Data to use
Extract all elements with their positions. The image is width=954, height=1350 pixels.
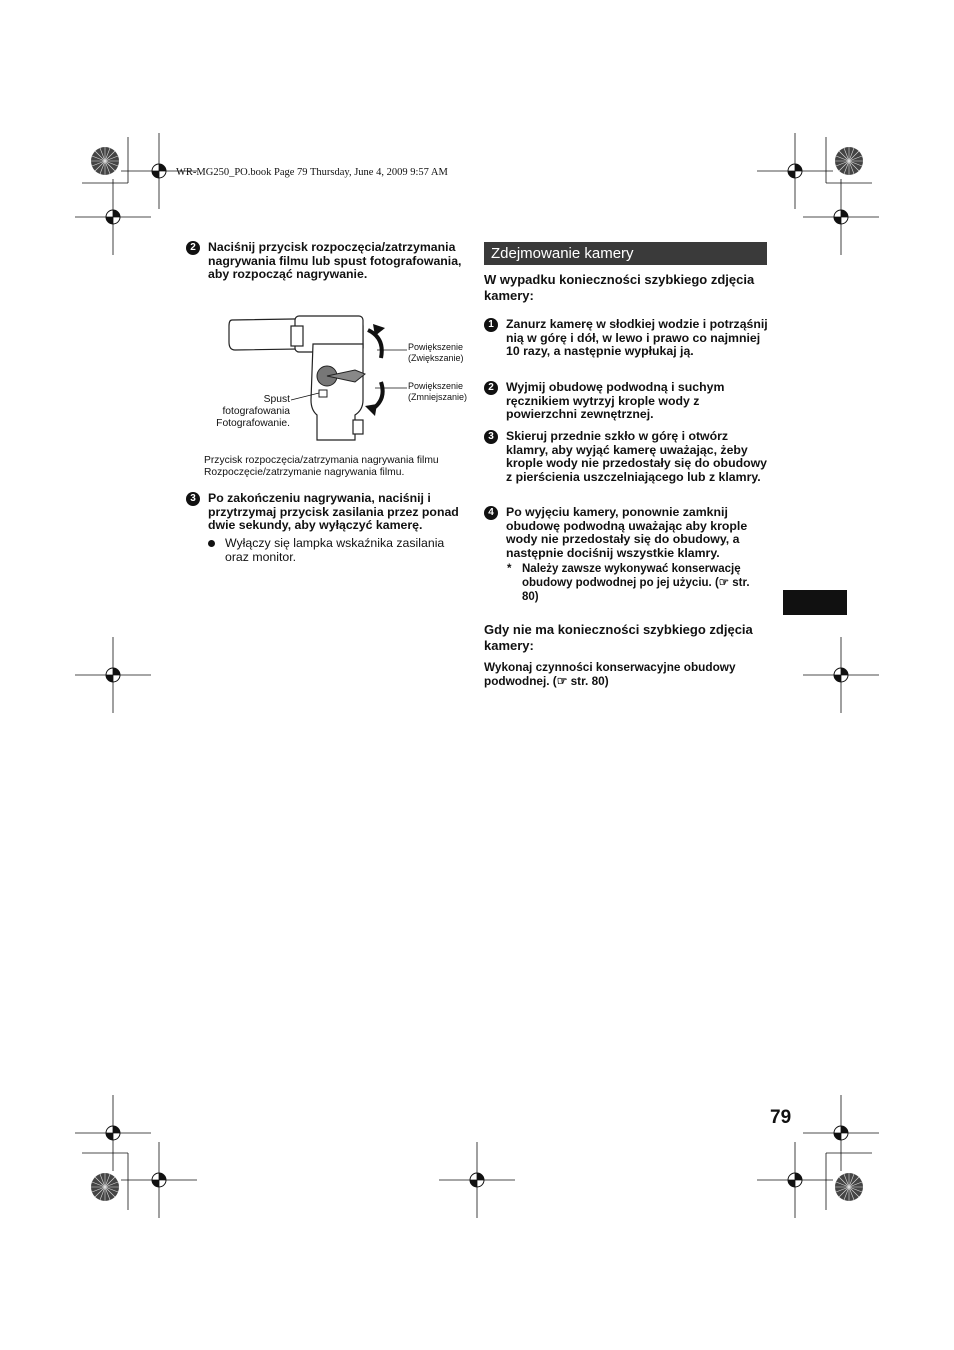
step-1-right: [484, 318, 769, 359]
starburst-mark: [835, 1173, 863, 1201]
note: * Należy zawsze wykonywać konserwację obudowy podwodnej po jej użyciu. (☞ str. 80): [507, 563, 750, 603]
step-number: 4: [484, 506, 498, 520]
step-number: 1: [484, 318, 498, 332]
registration-mark: [803, 637, 879, 713]
registration-mark: [757, 1142, 833, 1218]
housing-button: [353, 420, 363, 434]
maintenance-text: Wykonaj czynności konserwacyjne obudowy podwodnej. (☞ str. 80): [484, 660, 736, 688]
registration-mark: [75, 637, 151, 713]
section-title: Zdejmowanie kamery: [484, 242, 767, 265]
registration-mark: [121, 1142, 197, 1218]
step-number: 3: [484, 430, 498, 444]
step-3-left: [186, 492, 476, 533]
label-zoom-out: Powiększenie (Zmniejszanie): [408, 381, 468, 402]
section-tab: [783, 590, 847, 615]
step-2-right: [484, 381, 769, 422]
step-text: Skieruj przednie szkło w górę i otwórz klamry, aby wyjąć kamerę uważając, żeby krople wody nie przedostały się do obudowy z pierścienia uszczelniającego lub z klamry.: [506, 429, 768, 484]
registration-mark: [439, 1142, 515, 1218]
registration-mark: [757, 133, 833, 209]
bullet-item: Wyłączy się lampka wskaźnika zasilania oraz monitor.: [208, 536, 468, 564]
shutter-button: [319, 390, 327, 397]
starburst-mark: [91, 1173, 119, 1201]
step-4-right: [484, 506, 769, 560]
registration-mark: [803, 179, 879, 255]
step-number: 2: [186, 241, 200, 255]
step-number: 2: [484, 381, 498, 395]
registration-mark: [75, 179, 151, 255]
bullet-dot: [208, 540, 215, 547]
note-mark: *: [507, 563, 512, 575]
figure-caption: Przycisk rozpoczęcia/zatrzymania nagrywania filmu Rozpoczęcie/zatrzymanie nagrywania filmu.: [204, 455, 439, 478]
subheading-quick: W wypadku konieczności szybkiego zdjęcia kamery:: [484, 272, 755, 303]
label-zoom-in: Powiększenie (Zwiększanie): [408, 342, 464, 363]
subheading-not-quick: Gdy nie ma konieczności szybkiego zdjęcia kamery:: [484, 622, 753, 653]
page-number: 79: [770, 1107, 792, 1128]
step-text: Po wyjęciu kamery, ponownie zamknij obudowę podwodną uważając aby krople wody nie przedostały się do obudowy, a następnie dociśnij wszystkie klamry.: [506, 505, 748, 560]
arrow-head-icon: [373, 324, 385, 336]
step-text: Zanurz kamerę w słodkiej wodzie i potrząśnij nią w górę i dół, w lewo i prawo co najmniej 10 razy, a następnie wypłukaj ją.: [506, 317, 768, 359]
step-text: Naciśnij przycisk rozpoczęcia/zatrzymania nagrywania filmu lub spust fotografowania, aby rozpocząć nagrywanie.: [208, 240, 462, 282]
step-number: 3: [186, 492, 200, 506]
housing-latch: [291, 326, 303, 346]
starburst-mark: [835, 147, 863, 175]
file-header: WR-MG250_PO.book Page 79 Thursday, June 4, 2009 9:57 AM: [176, 167, 448, 178]
step-text: Po zakończeniu nagrywania, naciśnij i przytrzymaj przycisk zasilania przez ponad dwie sekundy, aby wyłączyć kamerę.: [208, 491, 459, 533]
arrow-head-icon: [365, 404, 377, 416]
registration-mark: [803, 1095, 879, 1171]
step-text: Wyjmij obudowę podwodną i suchym ręcznikiem wytrzyj krople wody z powierzchni zewnętrznej.: [506, 380, 725, 422]
label-shutter: Spust fotografowania Fotografowanie.: [216, 394, 290, 429]
step-3-right: [484, 430, 769, 484]
step-2-left: [186, 241, 476, 282]
registration-mark: [75, 1095, 151, 1171]
starburst-mark: [91, 147, 119, 175]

Short task
Turn every line of the records above into a JSON list of strings, with one string per line. Leave out blank lines and the pictures.

Expected answer
[
  "Extract all elements with their positions. The image is width=954, height=1350 pixels.",
  "step-1-right: [484, 318, 769, 359]",
  "starburst-mark: [835, 1173, 863, 1201]",
  "note: * Należy zawsze wykonywać konserwację obudowy podwodnej po jej użyciu. (☞ str. 80): [507, 563, 750, 603]",
  "step-number: 4: [484, 506, 498, 520]",
  "step-number: 1: [484, 318, 498, 332]",
  "registration-mark: [803, 637, 879, 713]",
  "registration-mark: [757, 1142, 833, 1218]",
  "housing-button: [353, 420, 363, 434]",
  "maintenance-text: Wykonaj czynności konserwacyjne obudowy podwodnej. (☞ str. 80): [484, 660, 736, 688]",
  "registration-mark: [75, 637, 151, 713]",
  "section-title: Zdejmowanie kamery: [484, 242, 767, 265]",
  "registration-mark: [121, 1142, 197, 1218]",
  "step-number: 3: [484, 430, 498, 444]",
  "step-3-left: [186, 492, 476, 533]",
  "label-zoom-out: Powiększenie (Zmniejszanie): [408, 381, 468, 402]",
  "section-tab: [783, 590, 847, 615]",
  "step-2-right: [484, 381, 769, 422]",
  "step-text: Skieruj przednie szkło w górę i otwórz klamry, aby wyjąć kamerę uważając, żeby krople wody nie przedostały się do obudowy z pierścienia uszczelniającego lub z klamry.: [506, 429, 768, 484]",
  "registration-mark: [439, 1142, 515, 1218]",
  "registration-mark: [757, 133, 833, 209]",
  "bullet-item: Wyłączy się lampka wskaźnika zasilania oraz monitor.: [208, 536, 468, 564]",
  "shutter-button: [319, 390, 327, 397]",
  "starburst-mark: [91, 1173, 119, 1201]",
  "step-4-right: [484, 506, 769, 560]",
  "registration-mark: [803, 179, 879, 255]",
  "step-number: 2: [186, 241, 200, 255]",
  "step-number: 2: [484, 381, 498, 395]",
  "registration-mark: [75, 179, 151, 255]",
  "bullet-dot: [208, 540, 215, 547]",
  "note-mark: *: [507, 563, 512, 575]",
  "figure-caption: Przycisk rozpoczęcia/zatrzymania nagrywania filmu Rozpoczęcie/zatrzymanie nagrywania filmu.: [204, 455, 439, 478]",
  "subheading-quick: W wypadku konieczności szybkiego zdjęcia kamery:: [484, 272, 755, 303]",
  "label-zoom-in: Powiększenie (Zwiększanie): [408, 342, 464, 363]",
  "subheading-not-quick: Gdy nie ma konieczności szybkiego zdjęcia kamery:: [484, 622, 753, 653]",
  "page-number: 79: [770, 1107, 792, 1128]",
  "step-text: Po wyjęciu kamery, ponownie zamknij obudowę podwodną uważając aby krople wody nie przedostały się do obudowy, a następnie dociśnij wszystkie klamry.: [506, 505, 748, 560]",
  "arrow-head-icon: [373, 324, 385, 336]",
  "step-text: Zanurz kamerę w słodkiej wodzie i potrząśnij nią w górę i dół, w lewo i prawo co najmniej 10 razy, a następnie wypłukaj ją.: [506, 317, 768, 359]",
  "step-text: Naciśnij przycisk rozpoczęcia/zatrzymania nagrywania filmu lub spust fotografowania, aby rozpocząć nagrywanie.: [208, 240, 462, 282]",
  "step-number: 3: [186, 492, 200, 506]",
  "housing-latch: [291, 326, 303, 346]",
  "starburst-mark: [835, 147, 863, 175]",
  "file-header: WR-MG250_PO.book Page 79 Thursday, June 4, 2009 9:57 AM: [176, 167, 448, 178]",
  "step-text: Po zakończeniu nagrywania, naciśnij i przytrzymaj przycisk zasilania przez ponad dwie sekundy, aby wyłączyć kamerę.: [208, 491, 459, 533]",
  "arrow-head-icon: [365, 404, 377, 416]",
  "registration-mark: [803, 1095, 879, 1171]",
  "step-text: Wyjmij obudowę podwodną i suchym ręcznikiem wytrzyj krople wody z powierzchni zewnętrznej.: [506, 380, 725, 422]",
  "label-shutter: Spust fotografowania Fotografowanie.: [216, 394, 290, 429]",
  "step-3-right: [484, 430, 769, 484]",
  "step-2-left: [186, 241, 476, 282]",
  "registration-mark: [75, 1095, 151, 1171]",
  "starburst-mark: [91, 147, 119, 175]"
]